Items listed in a dataset
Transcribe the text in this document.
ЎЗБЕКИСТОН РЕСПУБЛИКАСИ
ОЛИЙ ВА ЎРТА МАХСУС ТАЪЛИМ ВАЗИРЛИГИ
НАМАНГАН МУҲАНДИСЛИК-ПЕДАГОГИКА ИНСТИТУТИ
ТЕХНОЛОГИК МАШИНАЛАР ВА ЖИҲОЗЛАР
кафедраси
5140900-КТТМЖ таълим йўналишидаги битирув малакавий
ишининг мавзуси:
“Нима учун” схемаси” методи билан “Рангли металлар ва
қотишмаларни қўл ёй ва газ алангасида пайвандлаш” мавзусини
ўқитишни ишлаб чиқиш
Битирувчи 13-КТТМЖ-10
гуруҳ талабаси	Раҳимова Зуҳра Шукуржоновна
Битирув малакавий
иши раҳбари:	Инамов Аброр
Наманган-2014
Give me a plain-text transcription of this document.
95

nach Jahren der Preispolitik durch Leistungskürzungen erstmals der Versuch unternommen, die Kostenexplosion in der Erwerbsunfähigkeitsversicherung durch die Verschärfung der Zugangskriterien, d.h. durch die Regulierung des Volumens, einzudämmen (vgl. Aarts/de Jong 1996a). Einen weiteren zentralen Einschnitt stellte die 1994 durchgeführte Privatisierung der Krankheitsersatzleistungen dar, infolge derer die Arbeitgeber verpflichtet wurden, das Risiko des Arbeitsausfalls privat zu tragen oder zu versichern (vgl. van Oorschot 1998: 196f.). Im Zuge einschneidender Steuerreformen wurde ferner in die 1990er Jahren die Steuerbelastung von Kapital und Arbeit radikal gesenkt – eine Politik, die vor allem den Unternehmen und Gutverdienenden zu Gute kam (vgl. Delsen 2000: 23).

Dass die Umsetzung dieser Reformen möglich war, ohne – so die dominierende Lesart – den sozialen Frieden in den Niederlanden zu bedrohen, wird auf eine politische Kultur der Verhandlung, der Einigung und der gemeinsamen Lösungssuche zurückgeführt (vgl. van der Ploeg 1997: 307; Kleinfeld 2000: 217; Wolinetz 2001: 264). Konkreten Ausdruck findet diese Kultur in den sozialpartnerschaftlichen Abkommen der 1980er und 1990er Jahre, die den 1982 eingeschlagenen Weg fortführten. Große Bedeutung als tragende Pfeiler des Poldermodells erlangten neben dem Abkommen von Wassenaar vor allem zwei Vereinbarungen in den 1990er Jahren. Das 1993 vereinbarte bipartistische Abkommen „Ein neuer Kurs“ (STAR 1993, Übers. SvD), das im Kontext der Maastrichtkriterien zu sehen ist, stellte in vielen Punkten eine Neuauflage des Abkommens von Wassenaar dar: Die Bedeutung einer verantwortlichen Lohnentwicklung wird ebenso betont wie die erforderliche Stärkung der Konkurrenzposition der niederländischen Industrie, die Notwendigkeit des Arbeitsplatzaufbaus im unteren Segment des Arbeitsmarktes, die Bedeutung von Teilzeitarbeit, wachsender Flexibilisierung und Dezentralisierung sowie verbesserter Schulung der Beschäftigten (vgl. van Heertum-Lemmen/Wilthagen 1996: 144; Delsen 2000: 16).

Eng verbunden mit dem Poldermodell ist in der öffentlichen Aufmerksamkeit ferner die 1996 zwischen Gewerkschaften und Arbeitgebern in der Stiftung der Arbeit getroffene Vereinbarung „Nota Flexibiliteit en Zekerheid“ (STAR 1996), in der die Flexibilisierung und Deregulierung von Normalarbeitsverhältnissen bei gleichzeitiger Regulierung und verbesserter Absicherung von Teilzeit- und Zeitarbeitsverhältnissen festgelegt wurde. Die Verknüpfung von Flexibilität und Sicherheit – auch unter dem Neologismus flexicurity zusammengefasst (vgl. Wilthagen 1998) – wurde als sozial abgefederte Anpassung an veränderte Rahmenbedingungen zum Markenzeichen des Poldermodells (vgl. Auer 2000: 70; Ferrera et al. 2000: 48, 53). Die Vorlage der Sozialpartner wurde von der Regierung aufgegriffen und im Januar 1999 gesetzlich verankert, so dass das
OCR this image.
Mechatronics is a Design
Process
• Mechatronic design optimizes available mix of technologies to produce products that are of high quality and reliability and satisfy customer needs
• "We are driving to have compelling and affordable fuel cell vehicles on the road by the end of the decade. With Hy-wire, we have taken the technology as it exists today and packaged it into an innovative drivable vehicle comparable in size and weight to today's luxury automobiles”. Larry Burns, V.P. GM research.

• **Required task**
Exactly reproduce every line of the data above.

• **Written answer**
Transcribe the text in this document.
ЎЗБЕКИСТОН РЕСПУБЛИКАСИ
ОЛИЙ ВА ЎРТА МАХСУС ТАЪЛИМ ВАЗИРЛИГИ
НАМАНГАН МУҲАНДИСЛИК-ПЕДАГОГИКА ИНСТИТУТИ
ТЕХНОЛОГИК МАШИНАЛАР ВА ЖИҲОЗЛАР
кафедраси
5140900-КТТМЖ таълим йўналишидаги битирув малакавий
ишининг мавзуси:
“Нима учун” схемаси” методи билан “Рангли металлар ва
қотишмаларни қўл ёй ва газ алангасида пайвандлаш” мавзусини
ўқитишни ишлаб чиқиш
Битирувчи 13-КТТМЖ-10
гуруҳ талабаси	Раҳимова Зуҳра Шукуржоновна
Битирув малакавий
иши раҳбари:	Инамов Аброр
Наманган-2014
Give me a plain-text transcription of this document.
95

nach Jahren der Preispolitik durch Leistungskürzungen erstmals der Versuch unternommen, die Kostenexplosion in der Erwerbsunfähigkeitsversicherung durch die Verschärfung der Zugangskriterien, d.h. durch die Regulierung des Volumens, einzudämmen (vgl. Aarts/de Jong 1996a). Einen weiteren zentralen Einschnitt stellte die 1994 durchgeführte Privatisierung der Krankheitsersatzleistungen dar, infolge derer die Arbeitgeber verpflichtet wurden, das Risiko des Arbeitsausfalls privat zu tragen oder zu versichern (vgl. van Oorschot 1998: 196f.). Im Zuge einschneidender Steuerreformen wurde ferner in die 1990er Jahren die Steuerbelastung von Kapital und Arbeit radikal gesenkt – eine Politik, die vor allem den Unternehmen und Gutverdienenden zu Gute kam (vgl. Delsen 2000: 23).

Dass die Umsetzung dieser Reformen möglich war, ohne – so die dominierende Lesart – den sozialen Frieden in den Niederlanden zu bedrohen, wird auf eine politische Kultur der Verhandlung, der Einigung und der gemeinsamen Lösungssuche zurückgeführt (vgl. van der Ploeg 1997: 307; Kleinfeld 2000: 217; Wolinetz 2001: 264). Konkreten Ausdruck findet diese Kultur in den sozialpartnerschaftlichen Abkommen der 1980er und 1990er Jahre, die den 1982 eingeschlagenen Weg fortführten. Große Bedeutung als tragende Pfeiler des Poldermodells erlangten neben dem Abkommen von Wassenaar vor allem zwei Vereinbarungen in den 1990er Jahren. Das 1993 vereinbarte bipartistische Abkommen „Ein neuer Kurs“ (STAR 1993, Übers. SvD), das im Kontext der Maastrichtkriterien zu sehen ist, stellte in vielen Punkten eine Neuauflage des Abkommens von Wassenaar dar: Die Bedeutung einer verantwortlichen Lohnentwicklung wird ebenso betont wie die erforderliche Stärkung der Konkurrenzposition der niederländischen Industrie, die Notwendigkeit des Arbeitsplatzaufbaus im unteren Segment des Arbeitsmarktes, die Bedeutung von Teilzeitarbeit, wachsender Flexibilisierung und Dezentralisierung sowie verbesserter Schulung der Beschäftigten (vgl. van Heertum-Lemmen/Wilthagen 1996: 144; Delsen 2000: 16).

Eng verbunden mit dem Poldermodell ist in der öffentlichen Aufmerksamkeit ferner die 1996 zwischen Gewerkschaften und Arbeitgebern in der Stiftung der Arbeit getroffene Vereinbarung „Nota Flexibiliteit en Zekerheid“ (STAR 1996), in der die Flexibilisierung und Deregulierung von Normalarbeitsverhältnissen bei gleichzeitiger Regulierung und verbesserter Absicherung von Teilzeit- und Zeitarbeitsverhältnissen festgelegt wurde. Die Verknüpfung von Flexibilität und Sicherheit – auch unter dem Neologismus flexicurity zusammengefasst (vgl. Wilthagen 1998) – wurde als sozial abgefederte Anpassung an veränderte Rahmenbedingungen zum Markenzeichen des Poldermodells (vgl. Auer 2000: 70; Ferrera et al. 2000: 48, 53). Die Vorlage der Sozialpartner wurde von der Regierung aufgegriffen und im Januar 1999 gesetzlich verankert, so dass das
OCR this image.
Mechatronics is a Design
Process
• Mechatronic design optimizes available mix of technologies to produce products that are of high quality and reliability and satisfy customer needs
• "We are driving to have compelling and affordable fuel cell vehicles on the road by the end of the decade. With Hy-wire, we have taken the technology as it exists today and packaged it into an innovative drivable vehicle comparable in size and weight to today's luxury automobiles”. Larry Burns, V.P. GM research.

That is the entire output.